--- Start Input rows ---

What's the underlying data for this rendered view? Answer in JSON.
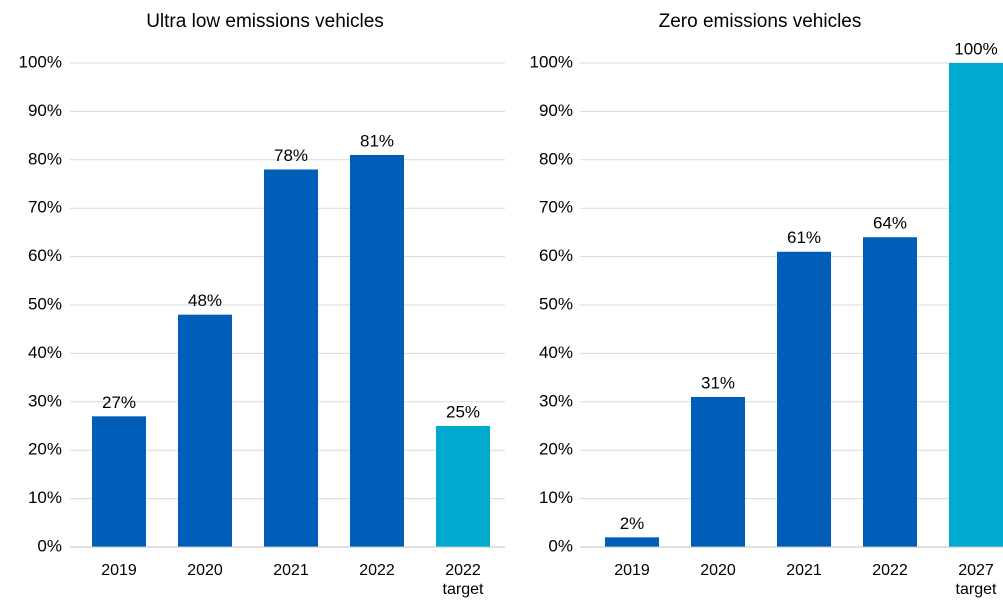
{
  "chart_data": [
    {
      "type": "bar",
      "title": "Ultra low emissions vehicles",
      "categories": [
        "2019",
        "2020",
        "2021",
        "2022",
        "2022 target"
      ],
      "values": [
        27,
        48,
        78,
        81,
        25
      ],
      "value_labels": [
        "27%",
        "48%",
        "78%",
        "81%",
        "25%"
      ],
      "colors": [
        "#005eb8",
        "#005eb8",
        "#005eb8",
        "#005eb8",
        "#00a9ce"
      ],
      "ylim": [
        0,
        100
      ],
      "yticks": [
        {
          "value": 0,
          "label": "0%"
        },
        {
          "value": 10,
          "label": "10%"
        },
        {
          "value": 20,
          "label": "20%"
        },
        {
          "value": 30,
          "label": "30%"
        },
        {
          "value": 40,
          "label": "40%"
        },
        {
          "value": 50,
          "label": "50%"
        },
        {
          "value": 60,
          "label": "60%"
        },
        {
          "value": 70,
          "label": "70%"
        },
        {
          "value": 80,
          "label": "80%"
        },
        {
          "value": 90,
          "label": "90%"
        },
        {
          "value": 100,
          "label": "100%"
        }
      ],
      "grid": true
    },
    {
      "type": "bar",
      "title": "Zero emissions vehicles",
      "categories": [
        "2019",
        "2020",
        "2021",
        "2022",
        "2027 target"
      ],
      "values": [
        2,
        31,
        61,
        64,
        100
      ],
      "value_labels": [
        "2%",
        "31%",
        "61%",
        "64%",
        "100%"
      ],
      "colors": [
        "#005eb8",
        "#005eb8",
        "#005eb8",
        "#005eb8",
        "#00a9ce"
      ],
      "ylim": [
        0,
        100
      ],
      "yticks": [
        {
          "value": 0,
          "label": "0%"
        },
        {
          "value": 10,
          "label": "10%"
        },
        {
          "value": 20,
          "label": "20%"
        },
        {
          "value": 30,
          "label": "30%"
        },
        {
          "value": 40,
          "label": "40%"
        },
        {
          "value": 50,
          "label": "50%"
        },
        {
          "value": 60,
          "label": "60%"
        },
        {
          "value": 70,
          "label": "70%"
        },
        {
          "value": 80,
          "label": "80%"
        },
        {
          "value": 90,
          "label": "90%"
        },
        {
          "value": 100,
          "label": "100%"
        }
      ],
      "grid": true
    }
  ]
}
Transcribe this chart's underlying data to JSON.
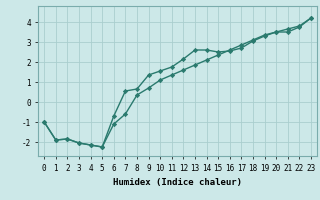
{
  "line1_x": [
    0,
    1,
    2,
    3,
    4,
    5,
    6,
    7,
    8,
    9,
    10,
    11,
    12,
    13,
    14,
    15,
    16,
    17,
    18,
    19,
    20,
    21,
    22,
    23
  ],
  "line1_y": [
    -1.0,
    -1.9,
    -1.85,
    -2.05,
    -2.15,
    -2.25,
    -0.7,
    0.55,
    0.65,
    1.35,
    1.55,
    1.75,
    2.15,
    2.6,
    2.6,
    2.5,
    2.55,
    2.7,
    3.05,
    3.3,
    3.5,
    3.5,
    3.75,
    4.2
  ],
  "line2_x": [
    0,
    1,
    2,
    3,
    4,
    5,
    6,
    7,
    8,
    9,
    10,
    11,
    12,
    13,
    14,
    15,
    16,
    17,
    18,
    19,
    20,
    21,
    22,
    23
  ],
  "line2_y": [
    -1.0,
    -1.9,
    -1.85,
    -2.05,
    -2.15,
    -2.25,
    -1.1,
    -0.6,
    0.35,
    0.7,
    1.1,
    1.35,
    1.6,
    1.85,
    2.1,
    2.35,
    2.6,
    2.85,
    3.1,
    3.35,
    3.5,
    3.65,
    3.8,
    4.2
  ],
  "line_color": "#2a7a6e",
  "marker": "D",
  "marker_size": 2.2,
  "bg_color": "#cce8e8",
  "grid_color": "#aacece",
  "xlabel": "Humidex (Indice chaleur)",
  "xlim": [
    -0.5,
    23.5
  ],
  "ylim": [
    -2.7,
    4.8
  ],
  "yticks": [
    -2,
    -1,
    0,
    1,
    2,
    3,
    4
  ],
  "xticks": [
    0,
    1,
    2,
    3,
    4,
    5,
    6,
    7,
    8,
    9,
    10,
    11,
    12,
    13,
    14,
    15,
    16,
    17,
    18,
    19,
    20,
    21,
    22,
    23
  ],
  "linewidth": 1.0,
  "tick_fontsize": 5.5,
  "xlabel_fontsize": 6.5
}
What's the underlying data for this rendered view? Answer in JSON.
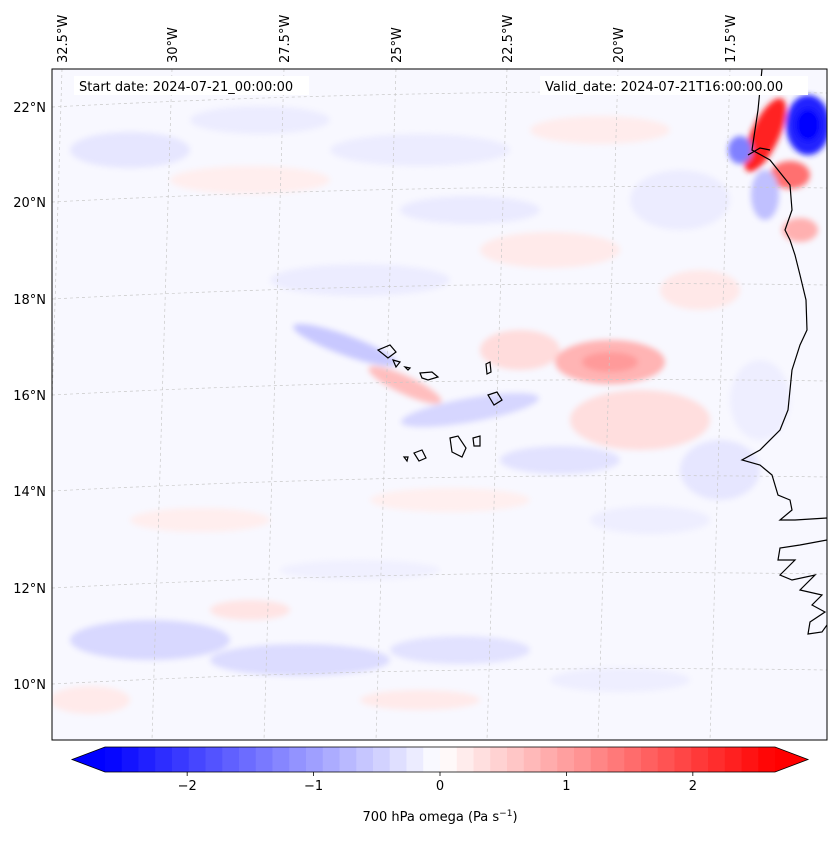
{
  "map": {
    "start_date_label": "Start date: 2024-07-21_00:00:00",
    "valid_date_label": "Valid_date: 2024-07-21T16:00:00.00",
    "lon_labels": [
      "32.5°W",
      "30°W",
      "27.5°W",
      "25°W",
      "22.5°W",
      "20°W",
      "17.5°W"
    ],
    "lat_labels": [
      "22°N",
      "20°N",
      "18°N",
      "16°N",
      "14°N",
      "12°N",
      "10°N"
    ],
    "colorbar": {
      "min": -2.65,
      "max": 2.65,
      "ticks": [
        "−2",
        "−1",
        "0",
        "1",
        "2"
      ],
      "label_main": "700 hPa omega (Pa s",
      "label_exp": "−1",
      "label_tail": ")",
      "colors": {
        "negative": "#0000ff",
        "neutral": "#ffffff",
        "positive": "#ff0000"
      }
    },
    "colors": {
      "coast": "#000000",
      "grid": "#c8c8c8",
      "background": "#f7f7ff"
    }
  }
}
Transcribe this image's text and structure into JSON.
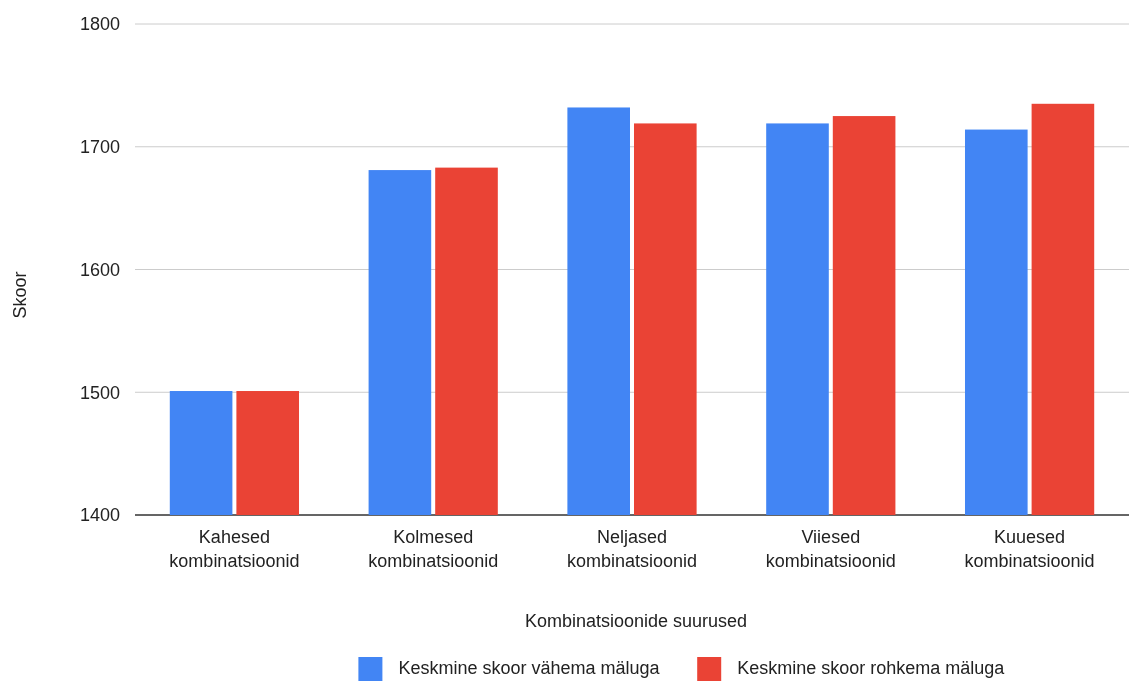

--- End Input rows ---

Task to complete:
Your copy should hold every record word for word and none of the pictures.

Task solution:
What's the underlying data for this rendered view? Answer in JSON.
{
  "chart_data": [
    {
      "type": "bar",
      "title": "Ultra low emissions vehicles",
      "categories": [
        "2019",
        "2020",
        "2021",
        "2022",
        "2022 target"
      ],
      "values": [
        27,
        48,
        78,
        81,
        25
      ],
      "value_labels": [
        "27%",
        "48%",
        "78%",
        "81%",
        "25%"
      ],
      "colors": [
        "#005eb8",
        "#005eb8",
        "#005eb8",
        "#005eb8",
        "#00a9ce"
      ],
      "ylim": [
        0,
        100
      ],
      "yticks": [
        {
          "value": 0,
          "label": "0%"
        },
        {
          "value": 10,
          "label": "10%"
        },
        {
          "value": 20,
          "label": "20%"
        },
        {
          "value": 30,
          "label": "30%"
        },
        {
          "value": 40,
          "label": "40%"
        },
        {
          "value": 50,
          "label": "50%"
        },
        {
          "value": 60,
          "label": "60%"
        },
        {
          "value": 70,
          "label": "70%"
        },
        {
          "value": 80,
          "label": "80%"
        },
        {
          "value": 90,
          "label": "90%"
        },
        {
          "value": 100,
          "label": "100%"
        }
      ],
      "grid": true
    },
    {
      "type": "bar",
      "title": "Zero emissions vehicles",
      "categories": [
        "2019",
        "2020",
        "2021",
        "2022",
        "2027 target"
      ],
      "values": [
        2,
        31,
        61,
        64,
        100
      ],
      "value_labels": [
        "2%",
        "31%",
        "61%",
        "64%",
        "100%"
      ],
      "colors": [
        "#005eb8",
        "#005eb8",
        "#005eb8",
        "#005eb8",
        "#00a9ce"
      ],
      "ylim": [
        0,
        100
      ],
      "yticks": [
        {
          "value": 0,
          "label": "0%"
        },
        {
          "value": 10,
          "label": "10%"
        },
        {
          "value": 20,
          "label": "20%"
        },
        {
          "value": 30,
          "label": "30%"
        },
        {
          "value": 40,
          "label": "40%"
        },
        {
          "value": 50,
          "label": "50%"
        },
        {
          "value": 60,
          "label": "60%"
        },
        {
          "value": 70,
          "label": "70%"
        },
        {
          "value": 80,
          "label": "80%"
        },
        {
          "value": 90,
          "label": "90%"
        },
        {
          "value": 100,
          "label": "100%"
        }
      ],
      "grid": true
    }
  ]
}
Transcribe this chart's underlying data to JSON.
{
  "line1_x": [
    0,
    1,
    2,
    3,
    4,
    5,
    6,
    7,
    8,
    9,
    10,
    11,
    12,
    13,
    14,
    15,
    16,
    17,
    18,
    19,
    20,
    21,
    22,
    23
  ],
  "line1_y": [
    -1.0,
    -1.9,
    -1.85,
    -2.05,
    -2.15,
    -2.25,
    -0.7,
    0.55,
    0.65,
    1.35,
    1.55,
    1.75,
    2.15,
    2.6,
    2.6,
    2.5,
    2.55,
    2.7,
    3.05,
    3.3,
    3.5,
    3.5,
    3.75,
    4.2
  ],
  "line2_x": [
    0,
    1,
    2,
    3,
    4,
    5,
    6,
    7,
    8,
    9,
    10,
    11,
    12,
    13,
    14,
    15,
    16,
    17,
    18,
    19,
    20,
    21,
    22,
    23
  ],
  "line2_y": [
    -1.0,
    -1.9,
    -1.85,
    -2.05,
    -2.15,
    -2.25,
    -1.1,
    -0.6,
    0.35,
    0.7,
    1.1,
    1.35,
    1.6,
    1.85,
    2.1,
    2.35,
    2.6,
    2.85,
    3.1,
    3.35,
    3.5,
    3.65,
    3.8,
    4.2
  ],
  "line_color": "#2a7a6e",
  "marker": "D",
  "marker_size": 2.2,
  "bg_color": "#cce8e8",
  "grid_color": "#aacece",
  "xlabel": "Humidex (Indice chaleur)",
  "xlim": [
    -0.5,
    23.5
  ],
  "ylim": [
    -2.7,
    4.8
  ],
  "yticks": [
    -2,
    -1,
    0,
    1,
    2,
    3,
    4
  ],
  "xticks": [
    0,
    1,
    2,
    3,
    4,
    5,
    6,
    7,
    8,
    9,
    10,
    11,
    12,
    13,
    14,
    15,
    16,
    17,
    18,
    19,
    20,
    21,
    22,
    23
  ],
  "linewidth": 1.0,
  "tick_fontsize": 5.5,
  "xlabel_fontsize": 6.5
}
What's the underlying data for this rendered view? Answer in JSON.
{
  "map": {
    "start_date_label": "Start date: 2024-07-21_00:00:00",
    "valid_date_label": "Valid_date: 2024-07-21T16:00:00.00",
    "lon_labels": [
      "32.5°W",
      "30°W",
      "27.5°W",
      "25°W",
      "22.5°W",
      "20°W",
      "17.5°W"
    ],
    "lat_labels": [
      "22°N",
      "20°N",
      "18°N",
      "16°N",
      "14°N",
      "12°N",
      "10°N"
    ],
    "colorbar": {
      "min": -2.65,
      "max": 2.65,
      "ticks": [
        "−2",
        "−1",
        "0",
        "1",
        "2"
      ],
      "label_main": "700 hPa omega (Pa s",
      "label_exp": "−1",
      "label_tail": ")",
      "colors": {
        "negative": "#0000ff",
        "neutral": "#ffffff",
        "positive": "#ff0000"
      }
    },
    "colors": {
      "coast": "#000000",
      "grid": "#c8c8c8",
      "background": "#f7f7ff"
    }
  }
}
Transcribe this image's text and structure into JSON.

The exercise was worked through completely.